§ **What this task involves**
Look through the records below and collect all lines that hold the string "пассивно".

§ **Exercise inputs**
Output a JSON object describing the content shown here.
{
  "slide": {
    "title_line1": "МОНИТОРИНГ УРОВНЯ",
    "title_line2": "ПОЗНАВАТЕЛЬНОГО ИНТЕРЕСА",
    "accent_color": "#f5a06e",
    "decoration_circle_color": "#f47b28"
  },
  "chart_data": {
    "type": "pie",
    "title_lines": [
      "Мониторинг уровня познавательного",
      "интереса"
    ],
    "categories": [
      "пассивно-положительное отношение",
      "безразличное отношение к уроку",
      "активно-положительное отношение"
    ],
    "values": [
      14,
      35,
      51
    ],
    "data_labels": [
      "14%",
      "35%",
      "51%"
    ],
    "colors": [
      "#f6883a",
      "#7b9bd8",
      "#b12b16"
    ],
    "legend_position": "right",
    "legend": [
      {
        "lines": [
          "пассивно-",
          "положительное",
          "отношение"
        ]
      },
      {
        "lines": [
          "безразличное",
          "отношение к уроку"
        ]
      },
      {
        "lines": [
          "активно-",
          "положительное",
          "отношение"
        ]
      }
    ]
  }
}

§ **Problem solution**
      "пассивно-положительное отношение",
          "пассивно-",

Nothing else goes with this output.